**Information provided**
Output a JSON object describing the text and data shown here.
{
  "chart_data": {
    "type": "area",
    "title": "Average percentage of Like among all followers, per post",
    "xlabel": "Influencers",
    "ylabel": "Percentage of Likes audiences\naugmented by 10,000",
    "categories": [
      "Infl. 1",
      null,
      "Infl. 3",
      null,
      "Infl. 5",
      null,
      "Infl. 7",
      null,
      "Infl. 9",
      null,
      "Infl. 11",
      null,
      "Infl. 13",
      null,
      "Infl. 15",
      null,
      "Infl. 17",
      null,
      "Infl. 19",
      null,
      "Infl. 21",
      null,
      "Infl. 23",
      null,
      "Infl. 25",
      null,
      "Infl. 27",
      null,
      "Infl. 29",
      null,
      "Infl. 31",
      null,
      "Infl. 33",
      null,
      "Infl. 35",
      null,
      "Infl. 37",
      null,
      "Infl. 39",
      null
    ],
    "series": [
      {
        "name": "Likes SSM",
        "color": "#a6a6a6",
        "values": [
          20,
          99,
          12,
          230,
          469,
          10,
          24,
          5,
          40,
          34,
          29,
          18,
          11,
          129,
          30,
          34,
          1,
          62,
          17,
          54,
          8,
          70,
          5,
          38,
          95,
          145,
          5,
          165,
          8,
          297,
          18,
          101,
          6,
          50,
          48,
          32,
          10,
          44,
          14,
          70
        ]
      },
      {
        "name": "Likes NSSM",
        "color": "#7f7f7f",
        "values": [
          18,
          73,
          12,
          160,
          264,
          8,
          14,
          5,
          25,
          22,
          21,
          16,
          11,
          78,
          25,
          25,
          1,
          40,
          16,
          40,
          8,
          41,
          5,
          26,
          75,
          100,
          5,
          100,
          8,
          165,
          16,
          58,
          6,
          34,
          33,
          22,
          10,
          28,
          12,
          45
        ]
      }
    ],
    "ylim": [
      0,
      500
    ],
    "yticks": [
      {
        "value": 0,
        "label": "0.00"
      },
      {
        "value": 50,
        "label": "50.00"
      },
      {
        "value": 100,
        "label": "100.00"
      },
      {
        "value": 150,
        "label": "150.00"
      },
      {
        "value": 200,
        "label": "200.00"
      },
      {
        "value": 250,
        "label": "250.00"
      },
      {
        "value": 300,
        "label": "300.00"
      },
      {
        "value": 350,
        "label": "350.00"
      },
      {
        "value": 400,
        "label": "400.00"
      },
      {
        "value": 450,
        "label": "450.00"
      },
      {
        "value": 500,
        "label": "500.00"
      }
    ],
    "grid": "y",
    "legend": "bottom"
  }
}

**Exercise instructions**
In full and verbatim, repeat the records given above.

**Solution to this problem**
Output a JSON object describing the text and data shown here.
{
  "chart_data": {
    "type": "area",
    "title": "Average percentage of Like among all followers, per post",
    "xlabel": "Influencers",
    "ylabel": "Percentage of Likes audiences\naugmented by 10,000",
    "categories": [
      "Infl. 1",
      null,
      "Infl. 3",
      null,
      "Infl. 5",
      null,
      "Infl. 7",
      null,
      "Infl. 9",
      null,
      "Infl. 11",
      null,
      "Infl. 13",
      null,
      "Infl. 15",
      null,
      "Infl. 17",
      null,
      "Infl. 19",
      null,
      "Infl. 21",
      null,
      "Infl. 23",
      null,
      "Infl. 25",
      null,
      "Infl. 27",
      null,
      "Infl. 29",
      null,
      "Infl. 31",
      null,
      "Infl. 33",
      null,
      "Infl. 35",
      null,
      "Infl. 37",
      null,
      "Infl. 39",
      null
    ],
    "series": [
      {
        "name": "Likes SSM",
        "color": "#a6a6a6",
        "values": [
          20,
          99,
          12,
          230,
          469,
          10,
          24,
          5,
          40,
          34,
          29,
          18,
          11,
          129,
          30,
          34,
          1,
          62,
          17,
          54,
          8,
          70,
          5,
          38,
          95,
          145,
          5,
          165,
          8,
          297,
          18,
          101,
          6,
          50,
          48,
          32,
          10,
          44,
          14,
          70
        ]
      },
      {
        "name": "Likes NSSM",
        "color": "#7f7f7f",
        "values": [
          18,
          73,
          12,
          160,
          264,
          8,
          14,
          5,
          25,
          22,
          21,
          16,
          11,
          78,
          25,
          25,
          1,
          40,
          16,
          40,
          8,
          41,
          5,
          26,
          75,
          100,
          5,
          100,
          8,
          165,
          16,
          58,
          6,
          34,
          33,
          22,
          10,
          28,
          12,
          45
        ]
      }
    ],
    "ylim": [
      0,
      500
    ],
    "yticks": [
      {
        "value": 0,
        "label": "0.00"
      },
      {
        "value": 50,
        "label": "50.00"
      },
      {
        "value": 100,
        "label": "100.00"
      },
      {
        "value": 150,
        "label": "150.00"
      },
      {
        "value": 200,
        "label": "200.00"
      },
      {
        "value": 250,
        "label": "250.00"
      },
      {
        "value": 300,
        "label": "300.00"
      },
      {
        "value": 350,
        "label": "350.00"
      },
      {
        "value": 400,
        "label": "400.00"
      },
      {
        "value": 450,
        "label": "450.00"
      },
      {
        "value": 500,
        "label": "500.00"
      }
    ],
    "grid": "y",
    "legend": "bottom"
  }
}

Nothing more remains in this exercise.